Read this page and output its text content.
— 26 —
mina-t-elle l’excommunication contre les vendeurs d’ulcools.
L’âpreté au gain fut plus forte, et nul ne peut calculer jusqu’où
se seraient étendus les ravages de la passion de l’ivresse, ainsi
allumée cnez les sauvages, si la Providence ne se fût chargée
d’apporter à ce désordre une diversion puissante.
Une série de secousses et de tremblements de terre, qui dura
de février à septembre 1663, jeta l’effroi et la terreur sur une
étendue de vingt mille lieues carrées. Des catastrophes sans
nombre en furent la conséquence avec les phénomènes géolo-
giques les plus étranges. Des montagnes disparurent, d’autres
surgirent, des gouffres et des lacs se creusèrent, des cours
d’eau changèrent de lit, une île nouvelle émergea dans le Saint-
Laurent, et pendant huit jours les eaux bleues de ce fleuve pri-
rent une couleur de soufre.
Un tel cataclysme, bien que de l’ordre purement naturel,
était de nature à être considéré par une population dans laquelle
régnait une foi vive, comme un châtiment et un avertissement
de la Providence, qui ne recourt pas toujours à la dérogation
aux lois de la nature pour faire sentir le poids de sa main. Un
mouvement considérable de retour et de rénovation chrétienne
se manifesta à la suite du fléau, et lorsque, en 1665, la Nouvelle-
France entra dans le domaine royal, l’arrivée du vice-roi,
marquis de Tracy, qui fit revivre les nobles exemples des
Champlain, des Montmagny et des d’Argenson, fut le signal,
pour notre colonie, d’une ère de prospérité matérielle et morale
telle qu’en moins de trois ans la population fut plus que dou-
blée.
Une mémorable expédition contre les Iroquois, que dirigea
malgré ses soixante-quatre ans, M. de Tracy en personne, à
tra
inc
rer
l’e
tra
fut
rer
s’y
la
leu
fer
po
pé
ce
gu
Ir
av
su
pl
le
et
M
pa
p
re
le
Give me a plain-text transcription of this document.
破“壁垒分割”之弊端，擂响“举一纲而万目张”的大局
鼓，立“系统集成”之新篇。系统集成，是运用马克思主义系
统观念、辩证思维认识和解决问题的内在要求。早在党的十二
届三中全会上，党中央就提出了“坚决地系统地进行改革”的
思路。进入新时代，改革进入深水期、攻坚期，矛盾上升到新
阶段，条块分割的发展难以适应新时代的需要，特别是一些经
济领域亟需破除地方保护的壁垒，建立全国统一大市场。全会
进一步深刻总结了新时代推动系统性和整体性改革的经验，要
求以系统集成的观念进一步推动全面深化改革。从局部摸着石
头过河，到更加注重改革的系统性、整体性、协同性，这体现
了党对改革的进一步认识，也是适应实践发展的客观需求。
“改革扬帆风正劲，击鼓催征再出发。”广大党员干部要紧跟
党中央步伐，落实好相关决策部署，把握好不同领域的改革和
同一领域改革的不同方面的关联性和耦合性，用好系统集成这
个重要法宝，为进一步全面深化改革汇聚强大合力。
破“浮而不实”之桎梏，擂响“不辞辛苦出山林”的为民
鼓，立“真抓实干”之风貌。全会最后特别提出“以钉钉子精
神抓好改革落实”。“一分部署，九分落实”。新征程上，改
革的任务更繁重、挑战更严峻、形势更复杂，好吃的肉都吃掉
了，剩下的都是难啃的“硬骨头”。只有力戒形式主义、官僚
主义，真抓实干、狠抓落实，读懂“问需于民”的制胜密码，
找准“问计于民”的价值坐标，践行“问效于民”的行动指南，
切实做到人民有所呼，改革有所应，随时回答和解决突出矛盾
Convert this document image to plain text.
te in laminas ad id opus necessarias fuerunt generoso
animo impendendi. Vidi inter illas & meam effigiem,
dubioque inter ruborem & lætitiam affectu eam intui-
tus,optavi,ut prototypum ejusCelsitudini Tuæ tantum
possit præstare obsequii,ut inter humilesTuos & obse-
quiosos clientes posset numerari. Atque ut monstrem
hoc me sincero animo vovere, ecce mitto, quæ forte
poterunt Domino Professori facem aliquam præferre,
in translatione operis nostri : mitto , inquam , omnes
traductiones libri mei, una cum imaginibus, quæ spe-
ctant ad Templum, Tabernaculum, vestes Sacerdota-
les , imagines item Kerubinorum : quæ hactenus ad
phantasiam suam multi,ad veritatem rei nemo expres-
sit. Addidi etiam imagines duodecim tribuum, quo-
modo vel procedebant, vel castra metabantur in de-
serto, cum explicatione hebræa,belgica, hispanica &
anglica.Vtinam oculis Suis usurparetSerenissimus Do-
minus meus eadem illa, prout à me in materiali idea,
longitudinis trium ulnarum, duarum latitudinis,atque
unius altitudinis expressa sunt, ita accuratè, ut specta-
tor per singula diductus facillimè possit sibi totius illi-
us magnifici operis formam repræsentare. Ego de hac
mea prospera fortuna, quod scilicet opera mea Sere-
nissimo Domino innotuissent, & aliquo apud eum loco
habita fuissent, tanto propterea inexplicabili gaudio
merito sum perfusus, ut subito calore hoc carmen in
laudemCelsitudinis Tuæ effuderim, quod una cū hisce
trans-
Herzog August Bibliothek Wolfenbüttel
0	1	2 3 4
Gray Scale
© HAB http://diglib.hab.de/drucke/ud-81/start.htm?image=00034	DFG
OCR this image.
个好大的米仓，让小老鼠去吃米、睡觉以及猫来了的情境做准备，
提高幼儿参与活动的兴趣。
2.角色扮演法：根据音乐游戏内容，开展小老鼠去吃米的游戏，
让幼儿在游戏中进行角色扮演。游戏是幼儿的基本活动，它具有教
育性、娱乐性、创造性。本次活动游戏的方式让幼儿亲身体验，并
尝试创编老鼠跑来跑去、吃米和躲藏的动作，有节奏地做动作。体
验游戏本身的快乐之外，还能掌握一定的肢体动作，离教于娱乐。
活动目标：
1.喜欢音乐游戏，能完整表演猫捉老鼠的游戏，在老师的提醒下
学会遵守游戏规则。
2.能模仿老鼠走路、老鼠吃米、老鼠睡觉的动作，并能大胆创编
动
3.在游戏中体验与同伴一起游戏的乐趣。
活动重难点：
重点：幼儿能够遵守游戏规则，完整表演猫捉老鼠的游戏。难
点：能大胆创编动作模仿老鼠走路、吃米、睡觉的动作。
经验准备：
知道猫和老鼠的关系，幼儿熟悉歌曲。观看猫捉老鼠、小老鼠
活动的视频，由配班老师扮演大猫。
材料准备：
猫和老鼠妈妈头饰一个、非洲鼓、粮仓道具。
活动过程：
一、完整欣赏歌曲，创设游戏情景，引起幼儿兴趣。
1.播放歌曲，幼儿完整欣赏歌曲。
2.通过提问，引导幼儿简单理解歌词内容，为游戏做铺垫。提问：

——

→ TASK DESCRIPTION: Go through the entries and repeat each one exactly.

→ REPLY TO THE EXERCISE:
Read this page and output its text content.
— 26 —
mina-t-elle l’excommunication contre les vendeurs d’ulcools.
L’âpreté au gain fut plus forte, et nul ne peut calculer jusqu’où
se seraient étendus les ravages de la passion de l’ivresse, ainsi
allumée cnez les sauvages, si la Providence ne se fût chargée
d’apporter à ce désordre une diversion puissante.
Une série de secousses et de tremblements de terre, qui dura
de février à septembre 1663, jeta l’effroi et la terreur sur une
étendue de vingt mille lieues carrées. Des catastrophes sans
nombre en furent la conséquence avec les phénomènes géolo-
giques les plus étranges. Des montagnes disparurent, d’autres
surgirent, des gouffres et des lacs se creusèrent, des cours
d’eau changèrent de lit, une île nouvelle émergea dans le Saint-
Laurent, et pendant huit jours les eaux bleues de ce fleuve pri-
rent une couleur de soufre.
Un tel cataclysme, bien que de l’ordre purement naturel,
était de nature à être considéré par une population dans laquelle
régnait une foi vive, comme un châtiment et un avertissement
de la Providence, qui ne recourt pas toujours à la dérogation
aux lois de la nature pour faire sentir le poids de sa main. Un
mouvement considérable de retour et de rénovation chrétienne
se manifesta à la suite du fléau, et lorsque, en 1665, la Nouvelle-
France entra dans le domaine royal, l’arrivée du vice-roi,
marquis de Tracy, qui fit revivre les nobles exemples des
Champlain, des Montmagny et des d’Argenson, fut le signal,
pour notre colonie, d’une ère de prospérité matérielle et morale
telle qu’en moins de trois ans la population fut plus que dou-
blée.
Une mémorable expédition contre les Iroquois, que dirigea
malgré ses soixante-quatre ans, M. de Tracy en personne, à
tra
inc
rer
l’e
tra
fut
rer
s’y
la
leu
fer
po
pé
ce
gu
Ir
av
su
pl
le
et
M
pa
p
re
le
Give me a plain-text transcription of this document.
破“壁垒分割”之弊端，擂响“举一纲而万目张”的大局
鼓，立“系统集成”之新篇。系统集成，是运用马克思主义系
统观念、辩证思维认识和解决问题的内在要求。早在党的十二
届三中全会上，党中央就提出了“坚决地系统地进行改革”的
思路。进入新时代，改革进入深水期、攻坚期，矛盾上升到新
阶段，条块分割的发展难以适应新时代的需要，特别是一些经
济领域亟需破除地方保护的壁垒，建立全国统一大市场。全会
进一步深刻总结了新时代推动系统性和整体性改革的经验，要
求以系统集成的观念进一步推动全面深化改革。从局部摸着石
头过河，到更加注重改革的系统性、整体性、协同性，这体现
了党对改革的进一步认识，也是适应实践发展的客观需求。
“改革扬帆风正劲，击鼓催征再出发。”广大党员干部要紧跟
党中央步伐，落实好相关决策部署，把握好不同领域的改革和
同一领域改革的不同方面的关联性和耦合性，用好系统集成这
个重要法宝，为进一步全面深化改革汇聚强大合力。
破“浮而不实”之桎梏，擂响“不辞辛苦出山林”的为民
鼓，立“真抓实干”之风貌。全会最后特别提出“以钉钉子精
神抓好改革落实”。“一分部署，九分落实”。新征程上，改
革的任务更繁重、挑战更严峻、形势更复杂，好吃的肉都吃掉
了，剩下的都是难啃的“硬骨头”。只有力戒形式主义、官僚
主义，真抓实干、狠抓落实，读懂“问需于民”的制胜密码，
找准“问计于民”的价值坐标，践行“问效于民”的行动指南，
切实做到人民有所呼，改革有所应，随时回答和解决突出矛盾
Convert this document image to plain text.
te in laminas ad id opus necessarias fuerunt generoso
animo impendendi. Vidi inter illas & meam effigiem,
dubioque inter ruborem & lætitiam affectu eam intui-
tus,optavi,ut prototypum ejusCelsitudini Tuæ tantum
possit præstare obsequii,ut inter humilesTuos & obse-
quiosos clientes posset numerari. Atque ut monstrem
hoc me sincero animo vovere, ecce mitto, quæ forte
poterunt Domino Professori facem aliquam præferre,
in translatione operis nostri : mitto , inquam , omnes
traductiones libri mei, una cum imaginibus, quæ spe-
ctant ad Templum, Tabernaculum, vestes Sacerdota-
les , imagines item Kerubinorum : quæ hactenus ad
phantasiam suam multi,ad veritatem rei nemo expres-
sit. Addidi etiam imagines duodecim tribuum, quo-
modo vel procedebant, vel castra metabantur in de-
serto, cum explicatione hebræa,belgica, hispanica &
anglica.Vtinam oculis Suis usurparetSerenissimus Do-
minus meus eadem illa, prout à me in materiali idea,
longitudinis trium ulnarum, duarum latitudinis,atque
unius altitudinis expressa sunt, ita accuratè, ut specta-
tor per singula diductus facillimè possit sibi totius illi-
us magnifici operis formam repræsentare. Ego de hac
mea prospera fortuna, quod scilicet opera mea Sere-
nissimo Domino innotuissent, & aliquo apud eum loco
habita fuissent, tanto propterea inexplicabili gaudio
merito sum perfusus, ut subito calore hoc carmen in
laudemCelsitudinis Tuæ effuderim, quod una cū hisce
trans-
Herzog August Bibliothek Wolfenbüttel
0	1	2 3 4
Gray Scale
© HAB http://diglib.hab.de/drucke/ud-81/start.htm?image=00034	DFG
OCR this image.
个好大的米仓，让小老鼠去吃米、睡觉以及猫来了的情境做准备，
提高幼儿参与活动的兴趣。
2.角色扮演法：根据音乐游戏内容，开展小老鼠去吃米的游戏，
让幼儿在游戏中进行角色扮演。游戏是幼儿的基本活动，它具有教
育性、娱乐性、创造性。本次活动游戏的方式让幼儿亲身体验，并
尝试创编老鼠跑来跑去、吃米和躲藏的动作，有节奏地做动作。体
验游戏本身的快乐之外，还能掌握一定的肢体动作，离教于娱乐。
活动目标：
1.喜欢音乐游戏，能完整表演猫捉老鼠的游戏，在老师的提醒下
学会遵守游戏规则。
2.能模仿老鼠走路、老鼠吃米、老鼠睡觉的动作，并能大胆创编
动
3.在游戏中体验与同伴一起游戏的乐趣。
活动重难点：
重点：幼儿能够遵守游戏规则，完整表演猫捉老鼠的游戏。难
点：能大胆创编动作模仿老鼠走路、吃米、睡觉的动作。
经验准备：
知道猫和老鼠的关系，幼儿熟悉歌曲。观看猫捉老鼠、小老鼠
活动的视频，由配班老师扮演大猫。
材料准备：
猫和老鼠妈妈头饰一个、非洲鼓、粮仓道具。
活动过程：
一、完整欣赏歌曲，创设游戏情景，引起幼儿兴趣。
1.播放歌曲，幼儿完整欣赏歌曲。
2.通过提问，引导幼儿简单理解歌词内容，为游戏做铺垫。提问：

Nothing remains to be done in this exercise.